-- start of Material to process --
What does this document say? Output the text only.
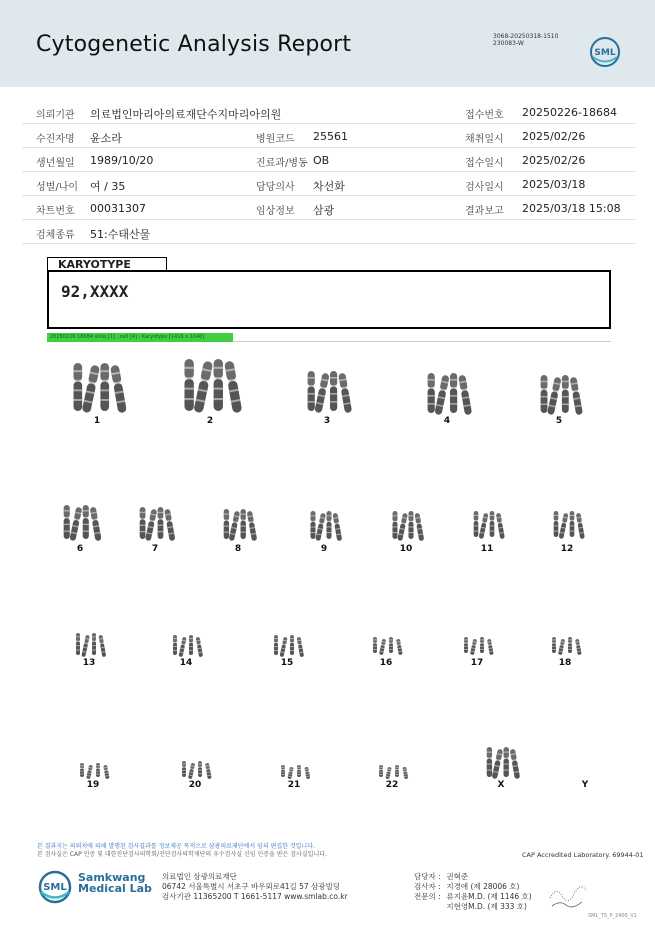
Cytogenetic Analysis Report	3068-20250318-1510
230083-W
SML
의뢰기관 의료법인마리아의료재단수지마리아의원	접수번호 20250226-18684
수진자명 윤소라	병원코드 25561	채취일시 2025/02/26
생년월일 1989/10/20	진료과/병동 OB	접수일시 2025/02/26
성별/나이 여 / 35	담당의사 차선화	검사일시 2025/03/18
차트번호 00031307	임상정보 삼광	결과보고 2025/03/18 15:08
검체종류 51:수태산물
KARYOTYPE
92,XXXX
20250226 18684 slide [1] : cell [4] : Karyotype [1416 x 1040]
1	2	3	4	5
6	7	8	9	10	11	12
13	14	15	16	17	18
19	20	21	22	X	Y
본 결과지는 의뢰처에 의해 발행된 검사결과를 정보제공 목적으로 삼광의료재단에서 임의 편집한 것입니다.
본 검사실은 CAP 인증 및 대한진단검사의학회/진단검사의학재단의 우수검사실 신임 인증을 받은 검사실입니다.	CAP Accredited Laboratory. 69944-01
SML
Samkwang
Medical Lab
의료법인 삼광의료재단
06742 서울특별시 서초구 바우뫼로41길 57 삼광빌딩
검사기관 11365200 T 1661-5117 www.smlab.co.kr
담당자 : 권혁준
검사자 : 지경애 (제 28006 호)
전문의 : 류지윤M.D. (제 1146 호)
지현영M.D. (제 333 호)
SML_TS_P_2400_V1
-- end of Material to process --
### What you have to do
Restate each entry word for word, please, but drop any images it holds.

### Solution
What does this document say? Output the text only.
Cytogenetic Analysis Report	3068-20250318-1510
230083-W
SML
의뢰기관 의료법인마리아의료재단수지마리아의원	접수번호 20250226-18684
수진자명 윤소라	병원코드 25561	채취일시 2025/02/26
생년월일 1989/10/20	진료과/병동 OB	접수일시 2025/02/26
성별/나이 여 / 35	담당의사 차선화	검사일시 2025/03/18
차트번호 00031307	임상정보 삼광	결과보고 2025/03/18 15:08
검체종류 51:수태산물
KARYOTYPE
92,XXXX
20250226 18684 slide [1] : cell [4] : Karyotype [1416 x 1040]
1	2	3	4	5
6	7	8	9	10	11	12
13	14	15	16	17	18
19	20	21	22	X	Y
본 결과지는 의뢰처에 의해 발행된 검사결과를 정보제공 목적으로 삼광의료재단에서 임의 편집한 것입니다.
본 검사실은 CAP 인증 및 대한진단검사의학회/진단검사의학재단의 우수검사실 신임 인증을 받은 검사실입니다.	CAP Accredited Laboratory. 69944-01
SML
Samkwang
Medical Lab
의료법인 삼광의료재단
06742 서울특별시 서초구 바우뫼로41길 57 삼광빌딩
검사기관 11365200 T 1661-5117 www.smlab.co.kr
담당자 : 권혁준
검사자 : 지경애 (제 28006 호)
전문의 : 류지윤M.D. (제 1146 호)
지현영M.D. (제 333 호)
SML_TS_P_2400_V1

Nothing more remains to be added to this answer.